— BEGIN Input rows —
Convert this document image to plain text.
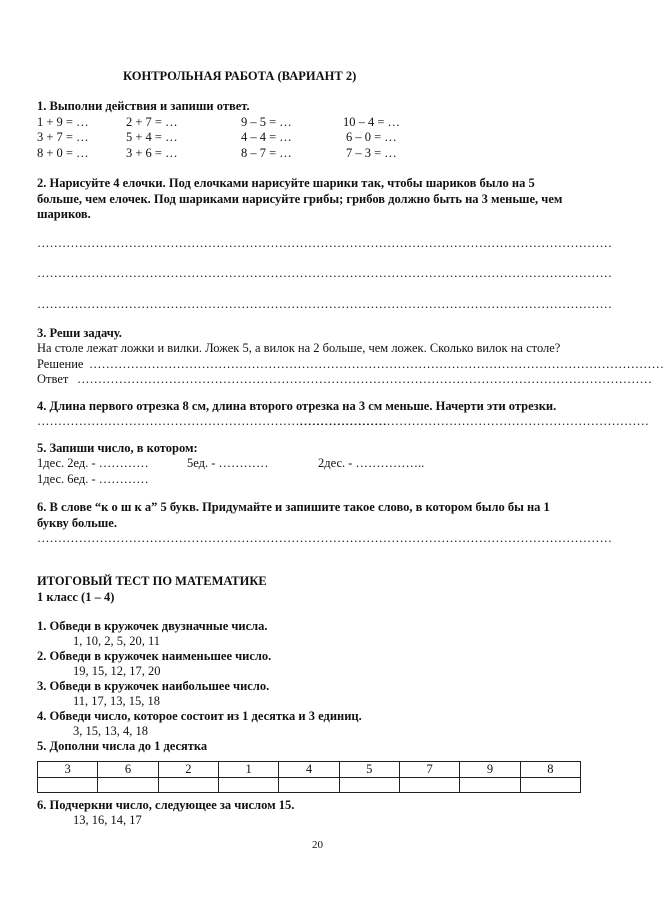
КОНТРОЛЬНАЯ РАБОТА (ВАРИАНТ 2)
1. Выполни действия и запиши ответ.
1 + 9 = …	2 + 7 = …	9 – 5 = …	10 – 4 = …
3 + 7 = …	5 + 4 = …	4 – 4 = …	6 – 0 = …
8 + 0 = …	3 + 6 = …	8 – 7 = …	7 – 3 = …
2. Нарисуйте 4 елочки. Под елочками нарисуйте шарики так, чтобы шариков было на 5
больше, чем елочек. Под шариками нарисуйте грибы; грибов должно быть на 3 меньше, чем
шариков.
…………………………………………………………………………………………………………………………
…………………………………………………………………………………………………………………………
…………………………………………………………………………………………………………………………
3. Реши задачу.
На столе лежат ложки и вилки. Ложек 5, а вилок на 2 больше, чем ложек. Сколько вилок на столе?
Решение …………………………………………………………………………………………………………………………
Ответ …………………………………………………………………………………………………………………………
4. Длина первого отрезка 8 см, длина второго отрезка на 3 см меньше. Начерти эти отрезки.
…………………………………………………………………………
…………………………………………………………………………
5. Запиши число, в котором:
1дес. 2ед. - …………	5ед. - …………	2дес. - ……………..
1дес. 6ед. - …………
6. В слове “к о ш к а” 5 букв. Придумайте и запишите такое слово, в котором было бы на 1
букву больше.
…………………………………………………………………………………………………………………………
ИТОГОВЫЙ ТЕСТ ПО МАТЕМАТИКЕ
1 класс (1 – 4)
1. Обведи в кружочек двузначные числа.
1, 10, 2, 5, 20, 11
2. Обведи в кружочек наименьшее число.
19, 15, 12, 17, 20
3. Обведи в кружочек наибольшее число.
11, 17, 13, 15, 18
4. Обведи число, которое состоит из 1 десятка и 3 единиц.
3, 15, 13, 4, 18
5. Дополни числа до 1 десятка
3	6	2	1	4	5	7	9	8

6. Подчеркни число, следующее за числом 15.
13, 16, 14, 17
20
— END Input rows —
Leave out the pictures and transcribe everything else exactly.

Convert this document image to plain text.
КОНТРОЛЬНАЯ РАБОТА (ВАРИАНТ 2)
1. Выполни действия и запиши ответ.
1 + 9 = …	2 + 7 = …	9 – 5 = …	10 – 4 = …
3 + 7 = …	5 + 4 = …	4 – 4 = …	6 – 0 = …
8 + 0 = …	3 + 6 = …	8 – 7 = …	7 – 3 = …
2. Нарисуйте 4 елочки. Под елочками нарисуйте шарики так, чтобы шариков было на 5
больше, чем елочек. Под шариками нарисуйте грибы; грибов должно быть на 3 меньше, чем
шариков.
…………………………………………………………………………………………………………………………
…………………………………………………………………………………………………………………………
…………………………………………………………………………………………………………………………
3. Реши задачу.
На столе лежат ложки и вилки. Ложек 5, а вилок на 2 больше, чем ложек. Сколько вилок на столе?
Решение …………………………………………………………………………………………………………………………
Ответ …………………………………………………………………………………………………………………………
4. Длина первого отрезка 8 см, длина второго отрезка на 3 см меньше. Начерти эти отрезки.
…………………………………………………………………………
…………………………………………………………………………
5. Запиши число, в котором:
1дес. 2ед. - …………	5ед. - …………	2дес. - ……………..
1дес. 6ед. - …………
6. В слове “к о ш к а” 5 букв. Придумайте и запишите такое слово, в котором было бы на 1
букву больше.
…………………………………………………………………………………………………………………………
ИТОГОВЫЙ ТЕСТ ПО МАТЕМАТИКЕ
1 класс (1 – 4)
1. Обведи в кружочек двузначные числа.
1, 10, 2, 5, 20, 11
2. Обведи в кружочек наименьшее число.
19, 15, 12, 17, 20
3. Обведи в кружочек наибольшее число.
11, 17, 13, 15, 18
4. Обведи число, которое состоит из 1 десятка и 3 единиц.
3, 15, 13, 4, 18
5. Дополни числа до 1 десятка
3	6	2	1	4	5	7	9	8

6. Подчеркни число, следующее за числом 15.
13, 16, 14, 17
20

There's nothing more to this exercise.